WRITTEN TASK: Transcribe each entry below exactly. Pictures do not go in the copy.

::: EXTRACTED DATA

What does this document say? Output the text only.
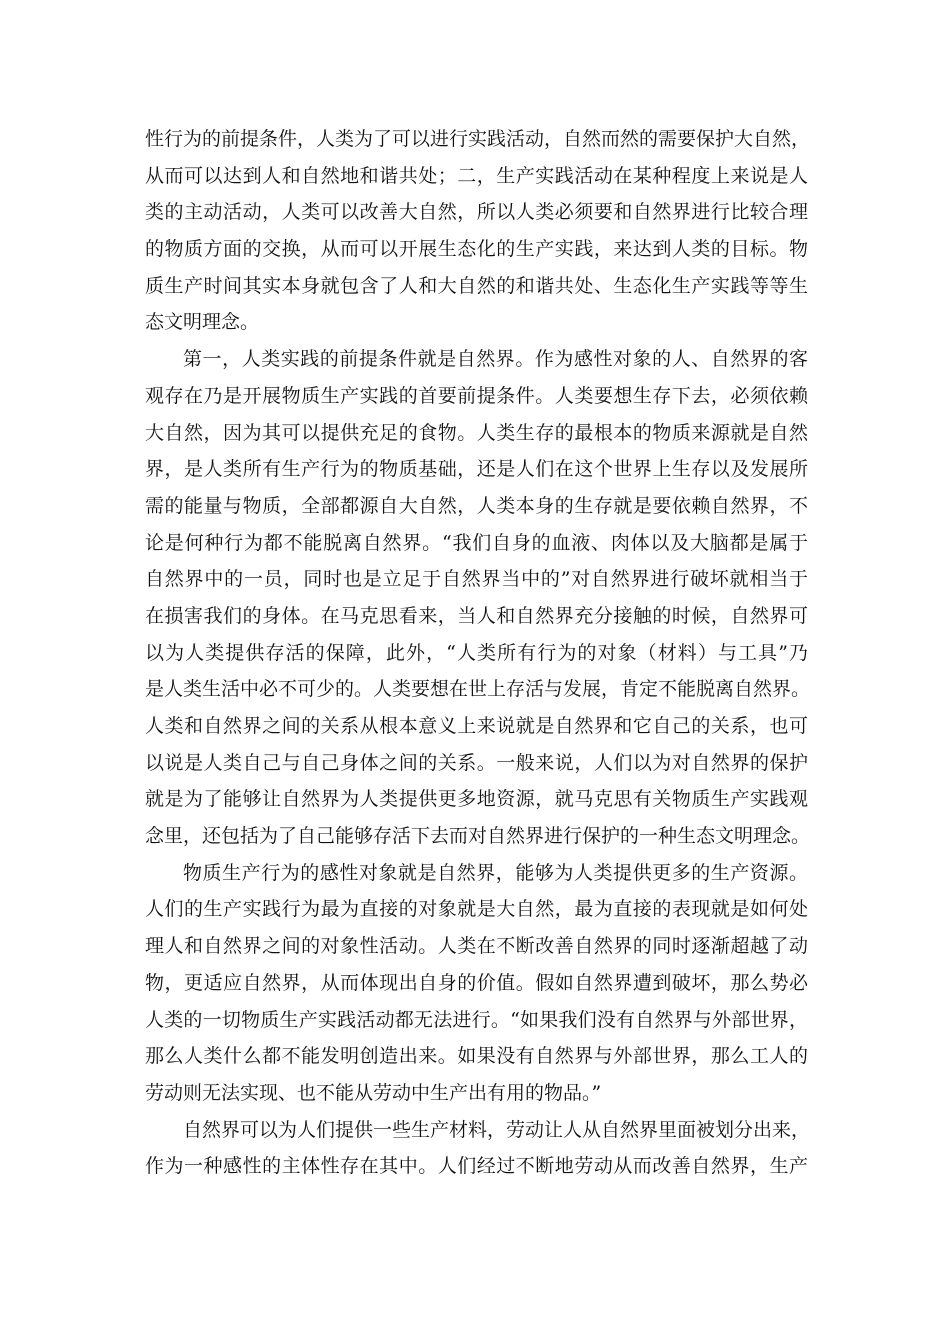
性行为的前提条件，人类为了可以进行实践活动，自然而然的需要保护大自然，
从而可以达到人和自然地和谐共处；二，生产实践活动在某种程度上来说是人
类的主动活动，人类可以改善大自然，所以人类必须要和自然界进行比较合理
的物质方面的交换，从而可以开展生态化的生产实践，来达到人类的目标。物
质生产时间其实本身就包含了人和大自然的和谐共处、生态化生产实践等等生
态文明理念。
第一，人类实践的前提条件就是自然界。作为感性对象的人、自然界的客
观存在乃是开展物质生产实践的首要前提条件。人类要想生存下去，必须依赖
大自然，因为其可以提供充足的食物。人类生存的最根本的物质来源就是自然
界，是人类所有生产行为的物质基础，还是人们在这个世界上生存以及发展所
需的能量与物质，全部都源自大自然，人类本身的生存就是要依赖自然界，不
论是何种行为都不能脱离自然界。“我们自身的血液、肉体以及大脑都是属于
自然界中的一员，同时也是立足于自然界当中的”对自然界进行破坏就相当于
在损害我们的身体。在马克思看来，当人和自然界充分接触的时候，自然界可
以为人类提供存活的保障，此外，“人类所有行为的对象（材料）与工具”乃
是人类生活中必不可少的。人类要想在世上存活与发展，肯定不能脱离自然界。
人类和自然界之间的关系从根本意义上来说就是自然界和它自己的关系，也可
以说是人类自己与自己身体之间的关系。一般来说，人们以为对自然界的保护
就是为了能够让自然界为人类提供更多地资源，就马克思有关物质生产实践观
念里，还包括为了自己能够存活下去而对自然界进行保护的一种生态文明理念。
物质生产行为的感性对象就是自然界，能够为人类提供更多的生产资源。
人们的生产实践行为最为直接的对象就是大自然，最为直接的表现就是如何处
理人和自然界之间的对象性活动。人类在不断改善自然界的同时逐渐超越了动
物，更适应自然界，从而体现出自身的价值。假如自然界遭到破坏，那么势必
人类的一切物质生产实践活动都无法进行。“如果我们没有自然界与外部世界，
那么人类什么都不能发明创造出来。如果没有自然界与外部世界，那么工人的
劳动则无法实现、也不能从劳动中生产出有用的物品。”
自然界可以为人们提供一些生产材料，劳动让人从自然界里面被划分出来，
作为一种感性的主体性存在其中。人们经过不断地劳动从而改善自然界，生产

::::::

ANSWER BELOW:
What does this document say? Output the text only.
性行为的前提条件，人类为了可以进行实践活动，自然而然的需要保护大自然，
从而可以达到人和自然地和谐共处；二，生产实践活动在某种程度上来说是人
类的主动活动，人类可以改善大自然，所以人类必须要和自然界进行比较合理
的物质方面的交换，从而可以开展生态化的生产实践，来达到人类的目标。物
质生产时间其实本身就包含了人和大自然的和谐共处、生态化生产实践等等生
态文明理念。
第一，人类实践的前提条件就是自然界。作为感性对象的人、自然界的客
观存在乃是开展物质生产实践的首要前提条件。人类要想生存下去，必须依赖
大自然，因为其可以提供充足的食物。人类生存的最根本的物质来源就是自然
界，是人类所有生产行为的物质基础，还是人们在这个世界上生存以及发展所
需的能量与物质，全部都源自大自然，人类本身的生存就是要依赖自然界，不
论是何种行为都不能脱离自然界。“我们自身的血液、肉体以及大脑都是属于
自然界中的一员，同时也是立足于自然界当中的”对自然界进行破坏就相当于
在损害我们的身体。在马克思看来，当人和自然界充分接触的时候，自然界可
以为人类提供存活的保障，此外，“人类所有行为的对象（材料）与工具”乃
是人类生活中必不可少的。人类要想在世上存活与发展，肯定不能脱离自然界。
人类和自然界之间的关系从根本意义上来说就是自然界和它自己的关系，也可
以说是人类自己与自己身体之间的关系。一般来说，人们以为对自然界的保护
就是为了能够让自然界为人类提供更多地资源，就马克思有关物质生产实践观
念里，还包括为了自己能够存活下去而对自然界进行保护的一种生态文明理念。
物质生产行为的感性对象就是自然界，能够为人类提供更多的生产资源。
人们的生产实践行为最为直接的对象就是大自然，最为直接的表现就是如何处
理人和自然界之间的对象性活动。人类在不断改善自然界的同时逐渐超越了动
物，更适应自然界，从而体现出自身的价值。假如自然界遭到破坏，那么势必
人类的一切物质生产实践活动都无法进行。“如果我们没有自然界与外部世界，
那么人类什么都不能发明创造出来。如果没有自然界与外部世界，那么工人的
劳动则无法实现、也不能从劳动中生产出有用的物品。”
自然界可以为人们提供一些生产材料，劳动让人从自然界里面被划分出来，
作为一种感性的主体性存在其中。人们经过不断地劳动从而改善自然界，生产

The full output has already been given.